Entries taken from a collection:
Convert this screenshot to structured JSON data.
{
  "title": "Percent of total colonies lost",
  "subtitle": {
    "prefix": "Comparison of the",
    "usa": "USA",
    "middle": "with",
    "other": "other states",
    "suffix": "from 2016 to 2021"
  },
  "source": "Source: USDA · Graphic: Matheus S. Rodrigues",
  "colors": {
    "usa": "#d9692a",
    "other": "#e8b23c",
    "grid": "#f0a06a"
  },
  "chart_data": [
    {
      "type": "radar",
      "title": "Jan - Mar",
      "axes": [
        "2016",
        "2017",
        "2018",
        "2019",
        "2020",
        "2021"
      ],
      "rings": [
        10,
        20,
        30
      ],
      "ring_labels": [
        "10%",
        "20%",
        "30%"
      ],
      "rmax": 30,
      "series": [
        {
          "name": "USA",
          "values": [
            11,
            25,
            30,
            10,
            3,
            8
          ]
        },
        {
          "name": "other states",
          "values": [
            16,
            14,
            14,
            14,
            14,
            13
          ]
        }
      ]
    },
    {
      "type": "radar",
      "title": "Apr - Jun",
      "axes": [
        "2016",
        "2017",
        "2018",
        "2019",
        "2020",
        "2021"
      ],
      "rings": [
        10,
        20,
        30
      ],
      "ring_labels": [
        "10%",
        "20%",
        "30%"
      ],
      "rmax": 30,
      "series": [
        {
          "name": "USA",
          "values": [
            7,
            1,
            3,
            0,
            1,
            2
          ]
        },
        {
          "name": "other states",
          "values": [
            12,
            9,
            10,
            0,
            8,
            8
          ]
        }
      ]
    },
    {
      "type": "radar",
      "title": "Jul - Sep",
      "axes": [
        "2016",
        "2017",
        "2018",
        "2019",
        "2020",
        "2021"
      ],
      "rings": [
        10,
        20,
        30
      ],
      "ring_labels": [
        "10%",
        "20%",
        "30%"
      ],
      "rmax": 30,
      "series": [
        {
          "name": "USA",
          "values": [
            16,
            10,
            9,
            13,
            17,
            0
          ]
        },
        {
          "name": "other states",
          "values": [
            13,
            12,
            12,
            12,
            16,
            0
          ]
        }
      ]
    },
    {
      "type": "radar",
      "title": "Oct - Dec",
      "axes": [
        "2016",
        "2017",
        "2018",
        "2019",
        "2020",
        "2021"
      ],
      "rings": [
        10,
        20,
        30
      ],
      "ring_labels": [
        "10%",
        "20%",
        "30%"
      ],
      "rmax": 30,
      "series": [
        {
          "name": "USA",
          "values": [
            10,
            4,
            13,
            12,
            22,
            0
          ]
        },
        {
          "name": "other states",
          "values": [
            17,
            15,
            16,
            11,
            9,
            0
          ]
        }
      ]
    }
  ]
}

INSTRUCTIONS FOR THE TASK: Extract every record. Keep wording exact.

RESPONSE:
Convert this screenshot to structured JSON data.
{
  "title": "Percent of total colonies lost",
  "subtitle": {
    "prefix": "Comparison of the",
    "usa": "USA",
    "middle": "with",
    "other": "other states",
    "suffix": "from 2016 to 2021"
  },
  "source": "Source: USDA · Graphic: Matheus S. Rodrigues",
  "colors": {
    "usa": "#d9692a",
    "other": "#e8b23c",
    "grid": "#f0a06a"
  },
  "chart_data": [
    {
      "type": "radar",
      "title": "Jan - Mar",
      "axes": [
        "2016",
        "2017",
        "2018",
        "2019",
        "2020",
        "2021"
      ],
      "rings": [
        10,
        20,
        30
      ],
      "ring_labels": [
        "10%",
        "20%",
        "30%"
      ],
      "rmax": 30,
      "series": [
        {
          "name": "USA",
          "values": [
            11,
            25,
            30,
            10,
            3,
            8
          ]
        },
        {
          "name": "other states",
          "values": [
            16,
            14,
            14,
            14,
            14,
            13
          ]
        }
      ]
    },
    {
      "type": "radar",
      "title": "Apr - Jun",
      "axes": [
        "2016",
        "2017",
        "2018",
        "2019",
        "2020",
        "2021"
      ],
      "rings": [
        10,
        20,
        30
      ],
      "ring_labels": [
        "10%",
        "20%",
        "30%"
      ],
      "rmax": 30,
      "series": [
        {
          "name": "USA",
          "values": [
            7,
            1,
            3,
            0,
            1,
            2
          ]
        },
        {
          "name": "other states",
          "values": [
            12,
            9,
            10,
            0,
            8,
            8
          ]
        }
      ]
    },
    {
      "type": "radar",
      "title": "Jul - Sep",
      "axes": [
        "2016",
        "2017",
        "2018",
        "2019",
        "2020",
        "2021"
      ],
      "rings": [
        10,
        20,
        30
      ],
      "ring_labels": [
        "10%",
        "20%",
        "30%"
      ],
      "rmax": 30,
      "series": [
        {
          "name": "USA",
          "values": [
            16,
            10,
            9,
            13,
            17,
            0
          ]
        },
        {
          "name": "other states",
          "values": [
            13,
            12,
            12,
            12,
            16,
            0
          ]
        }
      ]
    },
    {
      "type": "radar",
      "title": "Oct - Dec",
      "axes": [
        "2016",
        "2017",
        "2018",
        "2019",
        "2020",
        "2021"
      ],
      "rings": [
        10,
        20,
        30
      ],
      "ring_labels": [
        "10%",
        "20%",
        "30%"
      ],
      "rmax": 30,
      "series": [
        {
          "name": "USA",
          "values": [
            10,
            4,
            13,
            12,
            22,
            0
          ]
        },
        {
          "name": "other states",
          "values": [
            17,
            15,
            16,
            11,
            9,
            0
          ]
        }
      ]
    }
  ]
}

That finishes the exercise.